The entries need to be copied exactly.
>>
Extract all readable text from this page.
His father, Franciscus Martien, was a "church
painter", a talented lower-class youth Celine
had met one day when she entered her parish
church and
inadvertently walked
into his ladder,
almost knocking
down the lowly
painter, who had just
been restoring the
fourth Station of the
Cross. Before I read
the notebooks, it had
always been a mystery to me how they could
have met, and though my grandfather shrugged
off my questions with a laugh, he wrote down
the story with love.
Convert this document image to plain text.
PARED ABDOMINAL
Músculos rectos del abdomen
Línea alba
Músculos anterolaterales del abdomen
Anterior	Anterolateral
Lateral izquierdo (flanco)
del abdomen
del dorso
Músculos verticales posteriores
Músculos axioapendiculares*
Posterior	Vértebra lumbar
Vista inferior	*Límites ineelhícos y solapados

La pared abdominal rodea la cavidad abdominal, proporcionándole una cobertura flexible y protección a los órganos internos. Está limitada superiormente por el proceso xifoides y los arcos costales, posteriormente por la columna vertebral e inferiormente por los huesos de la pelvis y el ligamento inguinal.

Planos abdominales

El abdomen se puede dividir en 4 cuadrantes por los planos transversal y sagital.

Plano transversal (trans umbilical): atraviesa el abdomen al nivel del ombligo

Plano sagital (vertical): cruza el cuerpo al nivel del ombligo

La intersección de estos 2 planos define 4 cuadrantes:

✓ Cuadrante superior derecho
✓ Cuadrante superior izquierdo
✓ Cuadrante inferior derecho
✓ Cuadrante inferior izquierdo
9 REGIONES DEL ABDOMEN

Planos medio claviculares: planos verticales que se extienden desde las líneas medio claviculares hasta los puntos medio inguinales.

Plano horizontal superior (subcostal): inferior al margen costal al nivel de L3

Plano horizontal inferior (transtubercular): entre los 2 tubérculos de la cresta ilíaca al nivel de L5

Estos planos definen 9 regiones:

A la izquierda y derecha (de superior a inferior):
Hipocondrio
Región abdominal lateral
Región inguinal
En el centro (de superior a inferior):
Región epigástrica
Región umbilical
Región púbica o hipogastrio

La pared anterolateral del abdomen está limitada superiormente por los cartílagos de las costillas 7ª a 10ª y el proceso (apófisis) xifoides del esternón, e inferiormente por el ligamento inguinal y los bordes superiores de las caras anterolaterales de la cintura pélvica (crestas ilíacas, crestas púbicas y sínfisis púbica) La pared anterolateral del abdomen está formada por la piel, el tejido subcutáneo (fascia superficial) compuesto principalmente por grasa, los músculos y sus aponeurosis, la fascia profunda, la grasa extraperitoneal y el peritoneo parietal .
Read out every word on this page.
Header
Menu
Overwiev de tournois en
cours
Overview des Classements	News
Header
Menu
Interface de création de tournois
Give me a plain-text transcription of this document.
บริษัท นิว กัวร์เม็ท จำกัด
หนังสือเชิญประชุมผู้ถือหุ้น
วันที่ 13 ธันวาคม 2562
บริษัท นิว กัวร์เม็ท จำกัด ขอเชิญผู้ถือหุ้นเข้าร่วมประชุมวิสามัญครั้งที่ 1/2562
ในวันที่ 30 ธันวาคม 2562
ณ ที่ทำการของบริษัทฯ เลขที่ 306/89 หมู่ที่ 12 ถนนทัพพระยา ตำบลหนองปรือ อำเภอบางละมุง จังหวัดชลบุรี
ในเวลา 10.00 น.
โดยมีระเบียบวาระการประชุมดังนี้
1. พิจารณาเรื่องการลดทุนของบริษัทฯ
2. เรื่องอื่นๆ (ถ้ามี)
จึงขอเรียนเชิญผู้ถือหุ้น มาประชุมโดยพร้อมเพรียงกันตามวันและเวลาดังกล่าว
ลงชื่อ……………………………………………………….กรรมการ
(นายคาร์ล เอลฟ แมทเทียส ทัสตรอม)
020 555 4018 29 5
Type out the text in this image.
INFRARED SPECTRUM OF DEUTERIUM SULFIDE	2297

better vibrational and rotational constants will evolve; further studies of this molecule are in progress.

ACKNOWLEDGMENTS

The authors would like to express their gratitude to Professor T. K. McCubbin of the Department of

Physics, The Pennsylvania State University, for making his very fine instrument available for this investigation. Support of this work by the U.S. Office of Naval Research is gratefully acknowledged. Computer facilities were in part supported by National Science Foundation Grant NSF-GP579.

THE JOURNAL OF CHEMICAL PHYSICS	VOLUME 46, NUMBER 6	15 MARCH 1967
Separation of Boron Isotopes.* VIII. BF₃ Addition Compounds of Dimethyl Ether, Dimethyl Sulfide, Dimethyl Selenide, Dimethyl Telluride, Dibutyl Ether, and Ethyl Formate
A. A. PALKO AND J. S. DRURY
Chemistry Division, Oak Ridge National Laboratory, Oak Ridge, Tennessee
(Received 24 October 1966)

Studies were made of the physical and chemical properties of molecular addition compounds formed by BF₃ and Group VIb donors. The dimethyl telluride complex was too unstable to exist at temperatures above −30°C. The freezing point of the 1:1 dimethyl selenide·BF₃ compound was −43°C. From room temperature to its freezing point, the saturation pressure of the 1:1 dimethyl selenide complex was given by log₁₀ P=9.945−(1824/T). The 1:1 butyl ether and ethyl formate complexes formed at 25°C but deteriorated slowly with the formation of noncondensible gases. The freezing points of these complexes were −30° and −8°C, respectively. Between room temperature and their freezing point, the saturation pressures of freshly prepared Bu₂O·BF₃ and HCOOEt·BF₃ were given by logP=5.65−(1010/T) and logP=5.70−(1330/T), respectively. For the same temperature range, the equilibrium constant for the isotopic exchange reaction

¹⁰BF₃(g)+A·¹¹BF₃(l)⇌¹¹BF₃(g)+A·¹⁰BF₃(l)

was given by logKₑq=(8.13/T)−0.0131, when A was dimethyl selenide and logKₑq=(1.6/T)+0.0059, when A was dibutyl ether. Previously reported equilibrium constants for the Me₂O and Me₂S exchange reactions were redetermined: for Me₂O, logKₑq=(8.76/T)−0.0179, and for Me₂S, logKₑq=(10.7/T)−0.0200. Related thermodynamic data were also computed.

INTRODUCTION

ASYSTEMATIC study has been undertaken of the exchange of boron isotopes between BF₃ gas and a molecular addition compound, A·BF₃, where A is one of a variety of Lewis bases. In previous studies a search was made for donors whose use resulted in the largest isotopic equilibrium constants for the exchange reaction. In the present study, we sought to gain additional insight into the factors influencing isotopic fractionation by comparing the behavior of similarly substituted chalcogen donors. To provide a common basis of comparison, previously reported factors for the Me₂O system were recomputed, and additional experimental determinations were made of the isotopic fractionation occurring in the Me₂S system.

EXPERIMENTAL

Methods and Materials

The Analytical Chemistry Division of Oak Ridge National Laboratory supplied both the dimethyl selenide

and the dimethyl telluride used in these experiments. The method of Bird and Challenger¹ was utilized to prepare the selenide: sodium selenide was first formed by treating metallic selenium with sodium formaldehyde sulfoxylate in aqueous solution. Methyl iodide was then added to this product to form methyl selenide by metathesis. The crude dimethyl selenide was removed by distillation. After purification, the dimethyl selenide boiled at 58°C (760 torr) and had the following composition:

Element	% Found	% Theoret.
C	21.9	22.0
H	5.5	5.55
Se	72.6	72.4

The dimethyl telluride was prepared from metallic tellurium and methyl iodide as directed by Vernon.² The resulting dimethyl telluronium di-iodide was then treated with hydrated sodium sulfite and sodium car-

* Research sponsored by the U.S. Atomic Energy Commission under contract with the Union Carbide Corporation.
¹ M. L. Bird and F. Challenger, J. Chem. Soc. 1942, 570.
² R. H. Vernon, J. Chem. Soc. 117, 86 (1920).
<<
OUTPUT FOR THIS EXERCISE:
Extract all readable text from this page.
His father, Franciscus Martien, was a "church
painter", a talented lower-class youth Celine
had met one day when she entered her parish
church and
inadvertently walked
into his ladder,
almost knocking
down the lowly
painter, who had just
been restoring the
fourth Station of the
Cross. Before I read
the notebooks, it had
always been a mystery to me how they could
have met, and though my grandfather shrugged
off my questions with a laugh, he wrote down
the story with love.
Convert this document image to plain text.
PARED ABDOMINAL
Músculos rectos del abdomen
Línea alba
Músculos anterolaterales del abdomen
Anterior	Anterolateral
Lateral izquierdo (flanco)
del abdomen
del dorso
Músculos verticales posteriores
Músculos axioapendiculares*
Posterior	Vértebra lumbar
Vista inferior	*Límites ineelhícos y solapados

La pared abdominal rodea la cavidad abdominal, proporcionándole una cobertura flexible y protección a los órganos internos. Está limitada superiormente por el proceso xifoides y los arcos costales, posteriormente por la columna vertebral e inferiormente por los huesos de la pelvis y el ligamento inguinal.

Planos abdominales

El abdomen se puede dividir en 4 cuadrantes por los planos transversal y sagital.

Plano transversal (trans umbilical): atraviesa el abdomen al nivel del ombligo

Plano sagital (vertical): cruza el cuerpo al nivel del ombligo

La intersección de estos 2 planos define 4 cuadrantes:

✓ Cuadrante superior derecho
✓ Cuadrante superior izquierdo
✓ Cuadrante inferior derecho
✓ Cuadrante inferior izquierdo
9 REGIONES DEL ABDOMEN

Planos medio claviculares: planos verticales que se extienden desde las líneas medio claviculares hasta los puntos medio inguinales.

Plano horizontal superior (subcostal): inferior al margen costal al nivel de L3

Plano horizontal inferior (transtubercular): entre los 2 tubérculos de la cresta ilíaca al nivel de L5

Estos planos definen 9 regiones:

A la izquierda y derecha (de superior a inferior):
Hipocondrio
Región abdominal lateral
Región inguinal
En el centro (de superior a inferior):
Región epigástrica
Región umbilical
Región púbica o hipogastrio

La pared anterolateral del abdomen está limitada superiormente por los cartílagos de las costillas 7ª a 10ª y el proceso (apófisis) xifoides del esternón, e inferiormente por el ligamento inguinal y los bordes superiores de las caras anterolaterales de la cintura pélvica (crestas ilíacas, crestas púbicas y sínfisis púbica) La pared anterolateral del abdomen está formada por la piel, el tejido subcutáneo (fascia superficial) compuesto principalmente por grasa, los músculos y sus aponeurosis, la fascia profunda, la grasa extraperitoneal y el peritoneo parietal .
Read out every word on this page.
Header
Menu
Overwiev de tournois en
cours
Overview des Classements	News
Header
Menu
Interface de création de tournois
Give me a plain-text transcription of this document.
บริษัท นิว กัวร์เม็ท จำกัด
หนังสือเชิญประชุมผู้ถือหุ้น
วันที่ 13 ธันวาคม 2562
บริษัท นิว กัวร์เม็ท จำกัด ขอเชิญผู้ถือหุ้นเข้าร่วมประชุมวิสามัญครั้งที่ 1/2562
ในวันที่ 30 ธันวาคม 2562
ณ ที่ทำการของบริษัทฯ เลขที่ 306/89 หมู่ที่ 12 ถนนทัพพระยา ตำบลหนองปรือ อำเภอบางละมุง จังหวัดชลบุรี
ในเวลา 10.00 น.
โดยมีระเบียบวาระการประชุมดังนี้
1. พิจารณาเรื่องการลดทุนของบริษัทฯ
2. เรื่องอื่นๆ (ถ้ามี)
จึงขอเรียนเชิญผู้ถือหุ้น มาประชุมโดยพร้อมเพรียงกันตามวันและเวลาดังกล่าว
ลงชื่อ……………………………………………………….กรรมการ
(นายคาร์ล เอลฟ แมทเทียส ทัสตรอม)
020 555 4018 29 5
Type out the text in this image.
INFRARED SPECTRUM OF DEUTERIUM SULFIDE	2297

better vibrational and rotational constants will evolve; further studies of this molecule are in progress.

ACKNOWLEDGMENTS

The authors would like to express their gratitude to Professor T. K. McCubbin of the Department of

Physics, The Pennsylvania State University, for making his very fine instrument available for this investigation. Support of this work by the U.S. Office of Naval Research is gratefully acknowledged. Computer facilities were in part supported by National Science Foundation Grant NSF-GP579.

THE JOURNAL OF CHEMICAL PHYSICS	VOLUME 46, NUMBER 6	15 MARCH 1967
Separation of Boron Isotopes.* VIII. BF₃ Addition Compounds of Dimethyl Ether, Dimethyl Sulfide, Dimethyl Selenide, Dimethyl Telluride, Dibutyl Ether, and Ethyl Formate
A. A. PALKO AND J. S. DRURY
Chemistry Division, Oak Ridge National Laboratory, Oak Ridge, Tennessee
(Received 24 October 1966)

Studies were made of the physical and chemical properties of molecular addition compounds formed by BF₃ and Group VIb donors. The dimethyl telluride complex was too unstable to exist at temperatures above −30°C. The freezing point of the 1:1 dimethyl selenide·BF₃ compound was −43°C. From room temperature to its freezing point, the saturation pressure of the 1:1 dimethyl selenide complex was given by log₁₀ P=9.945−(1824/T). The 1:1 butyl ether and ethyl formate complexes formed at 25°C but deteriorated slowly with the formation of noncondensible gases. The freezing points of these complexes were −30° and −8°C, respectively. Between room temperature and their freezing point, the saturation pressures of freshly prepared Bu₂O·BF₃ and HCOOEt·BF₃ were given by logP=5.65−(1010/T) and logP=5.70−(1330/T), respectively. For the same temperature range, the equilibrium constant for the isotopic exchange reaction

¹⁰BF₃(g)+A·¹¹BF₃(l)⇌¹¹BF₃(g)+A·¹⁰BF₃(l)

was given by logKₑq=(8.13/T)−0.0131, when A was dimethyl selenide and logKₑq=(1.6/T)+0.0059, when A was dibutyl ether. Previously reported equilibrium constants for the Me₂O and Me₂S exchange reactions were redetermined: for Me₂O, logKₑq=(8.76/T)−0.0179, and for Me₂S, logKₑq=(10.7/T)−0.0200. Related thermodynamic data were also computed.

INTRODUCTION

ASYSTEMATIC study has been undertaken of the exchange of boron isotopes between BF₃ gas and a molecular addition compound, A·BF₃, where A is one of a variety of Lewis bases. In previous studies a search was made for donors whose use resulted in the largest isotopic equilibrium constants for the exchange reaction. In the present study, we sought to gain additional insight into the factors influencing isotopic fractionation by comparing the behavior of similarly substituted chalcogen donors. To provide a common basis of comparison, previously reported factors for the Me₂O system were recomputed, and additional experimental determinations were made of the isotopic fractionation occurring in the Me₂S system.

EXPERIMENTAL

Methods and Materials

The Analytical Chemistry Division of Oak Ridge National Laboratory supplied both the dimethyl selenide

and the dimethyl telluride used in these experiments. The method of Bird and Challenger¹ was utilized to prepare the selenide: sodium selenide was first formed by treating metallic selenium with sodium formaldehyde sulfoxylate in aqueous solution. Methyl iodide was then added to this product to form methyl selenide by metathesis. The crude dimethyl selenide was removed by distillation. After purification, the dimethyl selenide boiled at 58°C (760 torr) and had the following composition:

Element	% Found	% Theoret.
C	21.9	22.0
H	5.5	5.55
Se	72.6	72.4

The dimethyl telluride was prepared from metallic tellurium and methyl iodide as directed by Vernon.² The resulting dimethyl telluronium di-iodide was then treated with hydrated sodium sulfite and sodium car-

* Research sponsored by the U.S. Atomic Energy Commission under contract with the Union Carbide Corporation.
¹ M. L. Bird and F. Challenger, J. Chem. Soc. 1942, 570.
² R. H. Vernon, J. Chem. Soc. 117, 86 (1920).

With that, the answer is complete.